* **WHAT YOU WILL DO**: Copy every line that mentions the word "Remarques".

* **SOURCE DATA**:

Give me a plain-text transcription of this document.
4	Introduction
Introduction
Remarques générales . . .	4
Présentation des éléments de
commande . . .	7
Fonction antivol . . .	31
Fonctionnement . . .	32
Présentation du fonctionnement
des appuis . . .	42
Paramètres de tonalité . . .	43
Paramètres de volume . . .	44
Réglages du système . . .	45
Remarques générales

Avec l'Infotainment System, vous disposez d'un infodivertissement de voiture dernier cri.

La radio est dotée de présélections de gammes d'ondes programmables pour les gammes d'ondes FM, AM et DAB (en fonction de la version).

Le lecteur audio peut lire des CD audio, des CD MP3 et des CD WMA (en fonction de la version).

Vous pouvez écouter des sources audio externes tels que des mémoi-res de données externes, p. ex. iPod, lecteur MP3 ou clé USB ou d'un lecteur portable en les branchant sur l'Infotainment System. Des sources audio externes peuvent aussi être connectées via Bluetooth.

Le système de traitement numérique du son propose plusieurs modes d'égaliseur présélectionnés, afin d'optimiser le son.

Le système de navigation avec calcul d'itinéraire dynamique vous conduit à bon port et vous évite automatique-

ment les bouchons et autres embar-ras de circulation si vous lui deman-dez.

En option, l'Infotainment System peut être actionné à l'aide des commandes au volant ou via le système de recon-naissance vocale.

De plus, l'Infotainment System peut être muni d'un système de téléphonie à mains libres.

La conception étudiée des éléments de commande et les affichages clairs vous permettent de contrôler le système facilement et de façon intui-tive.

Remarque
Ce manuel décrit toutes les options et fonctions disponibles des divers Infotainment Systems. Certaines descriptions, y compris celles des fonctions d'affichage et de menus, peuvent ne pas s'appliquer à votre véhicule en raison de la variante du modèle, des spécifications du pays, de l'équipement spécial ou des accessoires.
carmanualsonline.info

* **WRITTEN SOLUTION**:
Remarques générales . . .	4
Remarques générales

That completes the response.